Stored entries:
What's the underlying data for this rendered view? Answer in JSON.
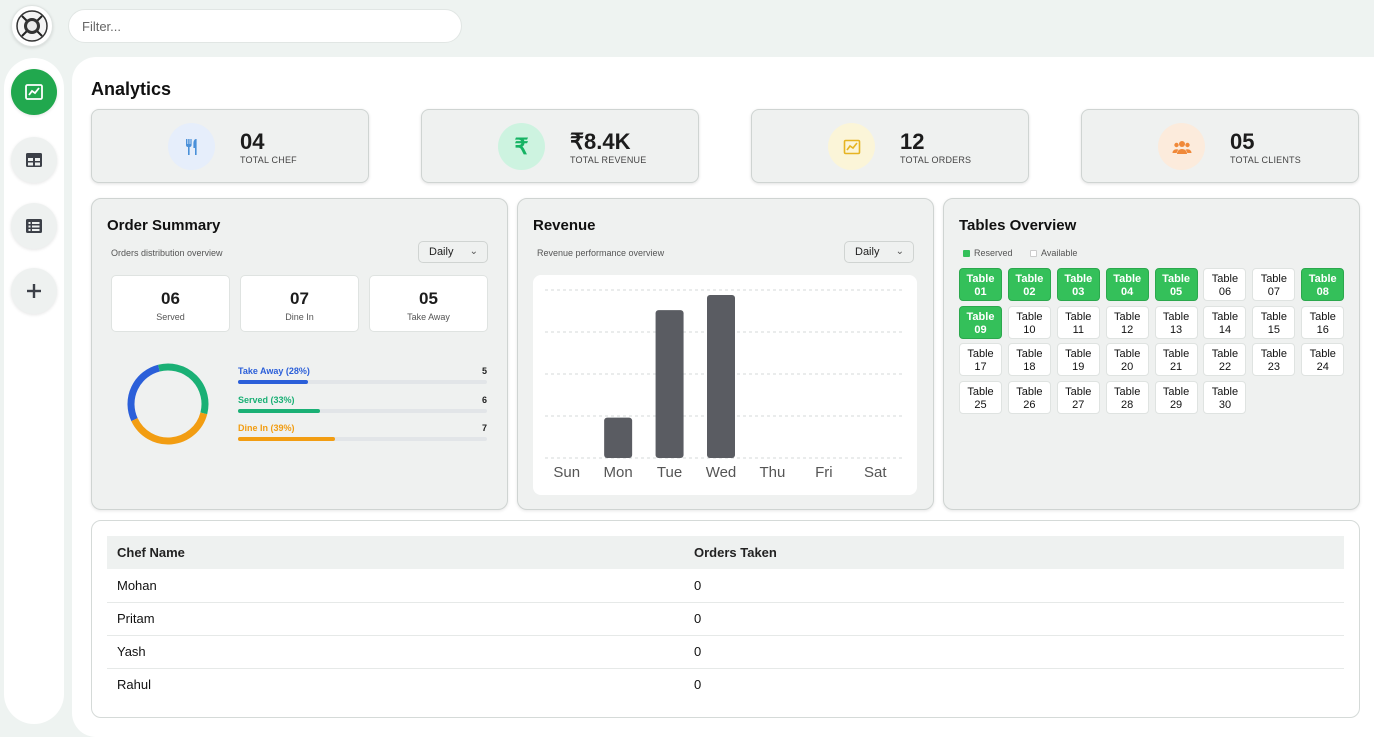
{
  "search": {
    "placeholder": "Filter..."
  },
  "sidebar": {
    "items": [
      {
        "icon": "analytics-icon",
        "active": true
      },
      {
        "icon": "tables-icon",
        "active": false
      },
      {
        "icon": "menu-list-icon",
        "active": false
      },
      {
        "icon": "add-icon",
        "active": false
      }
    ]
  },
  "page": {
    "title": "Analytics"
  },
  "stats": [
    {
      "value": "04",
      "label": "Total Chef",
      "icon": "fork-knife-icon",
      "color": "#4a90d9"
    },
    {
      "value": "₹8.4K",
      "label": "Total Revenue",
      "icon": "rupee-icon",
      "color": "#16b364"
    },
    {
      "value": "12",
      "label": "Total Orders",
      "icon": "chart-icon",
      "color": "#e6b422"
    },
    {
      "value": "05",
      "label": "Total Clients",
      "icon": "users-icon",
      "color": "#f0893a"
    }
  ],
  "order_summary": {
    "title": "Order Summary",
    "subtitle": "Orders distribution overview",
    "period": "Daily",
    "counts": [
      {
        "value": "06",
        "label": "Served"
      },
      {
        "value": "07",
        "label": "Dine In"
      },
      {
        "value": "05",
        "label": "Take Away"
      }
    ],
    "breakdown": [
      {
        "label": "Take Away (28%)",
        "count": "5",
        "percent": 28,
        "color": "#2b5fd9"
      },
      {
        "label": "Served (33%)",
        "count": "6",
        "percent": 33,
        "color": "#1ab075"
      },
      {
        "label": "Dine In (39%)",
        "count": "7",
        "percent": 39,
        "color": "#f29d12"
      }
    ]
  },
  "revenue": {
    "title": "Revenue",
    "subtitle": "Revenue performance overview",
    "period": "Daily"
  },
  "chart_data": {
    "type": "bar",
    "categories": [
      "Sun",
      "Mon",
      "Tue",
      "Wed",
      "Thu",
      "Fri",
      "Sat"
    ],
    "values": [
      0,
      24,
      88,
      97,
      0,
      0,
      0
    ],
    "ylim": [
      0,
      100
    ],
    "grid": true,
    "color": "#5a5c62"
  },
  "tables_overview": {
    "title": "Tables Overview",
    "legend": {
      "reserved": "Reserved",
      "available": "Available"
    },
    "tables": [
      {
        "name": "Table",
        "num": "01",
        "reserved": true
      },
      {
        "name": "Table",
        "num": "02",
        "reserved": true
      },
      {
        "name": "Table",
        "num": "03",
        "reserved": true
      },
      {
        "name": "Table",
        "num": "04",
        "reserved": true
      },
      {
        "name": "Table",
        "num": "05",
        "reserved": true
      },
      {
        "name": "Table",
        "num": "06",
        "reserved": false
      },
      {
        "name": "Table",
        "num": "07",
        "reserved": false
      },
      {
        "name": "Table",
        "num": "08",
        "reserved": true
      },
      {
        "name": "Table",
        "num": "09",
        "reserved": true
      },
      {
        "name": "Table",
        "num": "10",
        "reserved": false
      },
      {
        "name": "Table",
        "num": "11",
        "reserved": false
      },
      {
        "name": "Table",
        "num": "12",
        "reserved": false
      },
      {
        "name": "Table",
        "num": "13",
        "reserved": false
      },
      {
        "name": "Table",
        "num": "14",
        "reserved": false
      },
      {
        "name": "Table",
        "num": "15",
        "reserved": false
      },
      {
        "name": "Table",
        "num": "16",
        "reserved": false
      },
      {
        "name": "Table",
        "num": "17",
        "reserved": false
      },
      {
        "name": "Table",
        "num": "18",
        "reserved": false
      },
      {
        "name": "Table",
        "num": "19",
        "reserved": false
      },
      {
        "name": "Table",
        "num": "20",
        "reserved": false
      },
      {
        "name": "Table",
        "num": "21",
        "reserved": false
      },
      {
        "name": "Table",
        "num": "22",
        "reserved": false
      },
      {
        "name": "Table",
        "num": "23",
        "reserved": false
      },
      {
        "name": "Table",
        "num": "24",
        "reserved": false
      },
      {
        "name": "Table",
        "num": "25",
        "reserved": false
      },
      {
        "name": "Table",
        "num": "26",
        "reserved": false
      },
      {
        "name": "Table",
        "num": "27",
        "reserved": false
      },
      {
        "name": "Table",
        "num": "28",
        "reserved": false
      },
      {
        "name": "Table",
        "num": "29",
        "reserved": false
      },
      {
        "name": "Table",
        "num": "30",
        "reserved": false
      }
    ]
  },
  "chefs": {
    "headers": [
      "Chef Name",
      "Orders Taken"
    ],
    "rows": [
      [
        "Mohan",
        "0"
      ],
      [
        "Pritam",
        "0"
      ],
      [
        "Yash",
        "0"
      ],
      [
        "Rahul",
        "0"
      ]
    ]
  }
}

INSTRUCTIONS TO FOLLOW:
Identify the lines in the entries above that contain "Total", then copy them out.

IN RESPONSE:
      "label": "Total Chef",
      "label": "Total Revenue",
      "label": "Total Orders",
      "label": "Total Clients",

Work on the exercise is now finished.